(Data records)

┏━━

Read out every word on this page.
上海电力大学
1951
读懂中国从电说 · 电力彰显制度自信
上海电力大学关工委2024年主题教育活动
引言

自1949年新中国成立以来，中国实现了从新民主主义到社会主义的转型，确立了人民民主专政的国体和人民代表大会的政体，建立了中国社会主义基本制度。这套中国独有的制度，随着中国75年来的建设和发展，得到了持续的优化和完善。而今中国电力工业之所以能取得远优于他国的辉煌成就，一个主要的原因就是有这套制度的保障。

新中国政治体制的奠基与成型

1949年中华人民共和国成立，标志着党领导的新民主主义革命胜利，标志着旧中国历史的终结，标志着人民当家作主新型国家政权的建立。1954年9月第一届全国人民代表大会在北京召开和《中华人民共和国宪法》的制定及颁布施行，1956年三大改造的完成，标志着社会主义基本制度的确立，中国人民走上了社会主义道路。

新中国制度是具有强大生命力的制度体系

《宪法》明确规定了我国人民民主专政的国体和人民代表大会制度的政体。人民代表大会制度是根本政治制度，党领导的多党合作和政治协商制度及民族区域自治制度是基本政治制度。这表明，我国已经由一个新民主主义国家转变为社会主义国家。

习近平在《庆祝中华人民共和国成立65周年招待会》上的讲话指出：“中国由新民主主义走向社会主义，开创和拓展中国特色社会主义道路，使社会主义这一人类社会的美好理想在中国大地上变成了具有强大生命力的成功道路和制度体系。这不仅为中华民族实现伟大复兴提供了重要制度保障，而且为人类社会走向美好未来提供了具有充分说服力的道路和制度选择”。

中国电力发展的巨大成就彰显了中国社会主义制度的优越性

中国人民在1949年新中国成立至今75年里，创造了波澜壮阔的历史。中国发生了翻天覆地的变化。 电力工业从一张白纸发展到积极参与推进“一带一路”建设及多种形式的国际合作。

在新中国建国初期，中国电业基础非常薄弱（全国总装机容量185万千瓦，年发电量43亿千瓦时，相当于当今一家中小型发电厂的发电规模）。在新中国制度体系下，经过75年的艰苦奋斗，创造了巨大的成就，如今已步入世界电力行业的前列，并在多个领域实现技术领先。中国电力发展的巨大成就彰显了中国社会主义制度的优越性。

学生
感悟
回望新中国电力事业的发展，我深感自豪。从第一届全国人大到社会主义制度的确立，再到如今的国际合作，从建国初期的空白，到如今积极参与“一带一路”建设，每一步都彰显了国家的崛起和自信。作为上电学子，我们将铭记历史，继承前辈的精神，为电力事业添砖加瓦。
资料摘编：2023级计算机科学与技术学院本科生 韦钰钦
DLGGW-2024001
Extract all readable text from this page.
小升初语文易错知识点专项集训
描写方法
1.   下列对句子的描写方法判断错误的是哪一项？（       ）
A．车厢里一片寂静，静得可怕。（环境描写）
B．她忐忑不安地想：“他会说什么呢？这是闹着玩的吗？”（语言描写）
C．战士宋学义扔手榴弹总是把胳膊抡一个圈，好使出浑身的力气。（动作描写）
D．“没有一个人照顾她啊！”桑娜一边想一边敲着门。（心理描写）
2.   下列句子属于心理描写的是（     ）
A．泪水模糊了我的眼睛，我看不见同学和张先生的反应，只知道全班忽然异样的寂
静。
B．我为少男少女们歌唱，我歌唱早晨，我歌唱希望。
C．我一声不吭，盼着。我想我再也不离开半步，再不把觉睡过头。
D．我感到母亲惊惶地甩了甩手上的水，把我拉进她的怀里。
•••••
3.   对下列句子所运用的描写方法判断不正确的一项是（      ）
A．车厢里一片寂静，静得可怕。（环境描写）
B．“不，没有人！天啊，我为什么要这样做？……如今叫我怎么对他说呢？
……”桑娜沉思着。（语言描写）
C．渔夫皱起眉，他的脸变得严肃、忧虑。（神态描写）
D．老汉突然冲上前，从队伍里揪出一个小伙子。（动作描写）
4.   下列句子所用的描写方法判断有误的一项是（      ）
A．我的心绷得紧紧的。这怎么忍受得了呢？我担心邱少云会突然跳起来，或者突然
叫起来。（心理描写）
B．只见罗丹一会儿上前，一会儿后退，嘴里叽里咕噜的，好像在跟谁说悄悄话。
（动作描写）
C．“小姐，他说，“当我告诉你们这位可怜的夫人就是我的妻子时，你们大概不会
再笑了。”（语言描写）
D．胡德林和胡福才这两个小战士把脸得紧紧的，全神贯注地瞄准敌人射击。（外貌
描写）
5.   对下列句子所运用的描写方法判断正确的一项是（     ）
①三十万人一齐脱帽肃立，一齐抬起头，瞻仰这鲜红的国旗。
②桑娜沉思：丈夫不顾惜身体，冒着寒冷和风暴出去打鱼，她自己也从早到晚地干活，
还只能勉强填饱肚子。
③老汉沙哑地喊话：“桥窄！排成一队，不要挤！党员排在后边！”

┗━━

Task instructions: From the data above, extract every line in its exact form.

The completed task:
Read out every word on this page.
上海电力大学
1951
读懂中国从电说 · 电力彰显制度自信
上海电力大学关工委2024年主题教育活动
引言

自1949年新中国成立以来，中国实现了从新民主主义到社会主义的转型，确立了人民民主专政的国体和人民代表大会的政体，建立了中国社会主义基本制度。这套中国独有的制度，随着中国75年来的建设和发展，得到了持续的优化和完善。而今中国电力工业之所以能取得远优于他国的辉煌成就，一个主要的原因就是有这套制度的保障。

新中国政治体制的奠基与成型

1949年中华人民共和国成立，标志着党领导的新民主主义革命胜利，标志着旧中国历史的终结，标志着人民当家作主新型国家政权的建立。1954年9月第一届全国人民代表大会在北京召开和《中华人民共和国宪法》的制定及颁布施行，1956年三大改造的完成，标志着社会主义基本制度的确立，中国人民走上了社会主义道路。

新中国制度是具有强大生命力的制度体系

《宪法》明确规定了我国人民民主专政的国体和人民代表大会制度的政体。人民代表大会制度是根本政治制度，党领导的多党合作和政治协商制度及民族区域自治制度是基本政治制度。这表明，我国已经由一个新民主主义国家转变为社会主义国家。

习近平在《庆祝中华人民共和国成立65周年招待会》上的讲话指出：“中国由新民主主义走向社会主义，开创和拓展中国特色社会主义道路，使社会主义这一人类社会的美好理想在中国大地上变成了具有强大生命力的成功道路和制度体系。这不仅为中华民族实现伟大复兴提供了重要制度保障，而且为人类社会走向美好未来提供了具有充分说服力的道路和制度选择”。

中国电力发展的巨大成就彰显了中国社会主义制度的优越性

中国人民在1949年新中国成立至今75年里，创造了波澜壮阔的历史。中国发生了翻天覆地的变化。 电力工业从一张白纸发展到积极参与推进“一带一路”建设及多种形式的国际合作。

在新中国建国初期，中国电业基础非常薄弱（全国总装机容量185万千瓦，年发电量43亿千瓦时，相当于当今一家中小型发电厂的发电规模）。在新中国制度体系下，经过75年的艰苦奋斗，创造了巨大的成就，如今已步入世界电力行业的前列，并在多个领域实现技术领先。中国电力发展的巨大成就彰显了中国社会主义制度的优越性。

学生
感悟
回望新中国电力事业的发展，我深感自豪。从第一届全国人大到社会主义制度的确立，再到如今的国际合作，从建国初期的空白，到如今积极参与“一带一路”建设，每一步都彰显了国家的崛起和自信。作为上电学子，我们将铭记历史，继承前辈的精神，为电力事业添砖加瓦。
资料摘编：2023级计算机科学与技术学院本科生 韦钰钦
DLGGW-2024001
Extract all readable text from this page.
小升初语文易错知识点专项集训
描写方法
1.   下列对句子的描写方法判断错误的是哪一项？（       ）
A．车厢里一片寂静，静得可怕。（环境描写）
B．她忐忑不安地想：“他会说什么呢？这是闹着玩的吗？”（语言描写）
C．战士宋学义扔手榴弹总是把胳膊抡一个圈，好使出浑身的力气。（动作描写）
D．“没有一个人照顾她啊！”桑娜一边想一边敲着门。（心理描写）
2.   下列句子属于心理描写的是（     ）
A．泪水模糊了我的眼睛，我看不见同学和张先生的反应，只知道全班忽然异样的寂
静。
B．我为少男少女们歌唱，我歌唱早晨，我歌唱希望。
C．我一声不吭，盼着。我想我再也不离开半步，再不把觉睡过头。
D．我感到母亲惊惶地甩了甩手上的水，把我拉进她的怀里。
•••••
3.   对下列句子所运用的描写方法判断不正确的一项是（      ）
A．车厢里一片寂静，静得可怕。（环境描写）
B．“不，没有人！天啊，我为什么要这样做？……如今叫我怎么对他说呢？
……”桑娜沉思着。（语言描写）
C．渔夫皱起眉，他的脸变得严肃、忧虑。（神态描写）
D．老汉突然冲上前，从队伍里揪出一个小伙子。（动作描写）
4.   下列句子所用的描写方法判断有误的一项是（      ）
A．我的心绷得紧紧的。这怎么忍受得了呢？我担心邱少云会突然跳起来，或者突然
叫起来。（心理描写）
B．只见罗丹一会儿上前，一会儿后退，嘴里叽里咕噜的，好像在跟谁说悄悄话。
（动作描写）
C．“小姐，他说，“当我告诉你们这位可怜的夫人就是我的妻子时，你们大概不会
再笑了。”（语言描写）
D．胡德林和胡福才这两个小战士把脸得紧紧的，全神贯注地瞄准敌人射击。（外貌
描写）
5.   对下列句子所运用的描写方法判断正确的一项是（     ）
①三十万人一齐脱帽肃立，一齐抬起头，瞻仰这鲜红的国旗。
②桑娜沉思：丈夫不顾惜身体，冒着寒冷和风暴出去打鱼，她自己也从早到晚地干活，
还只能勉强填饱肚子。
③老汉沙哑地喊话：“桥窄！排成一队，不要挤！党员排在后边！”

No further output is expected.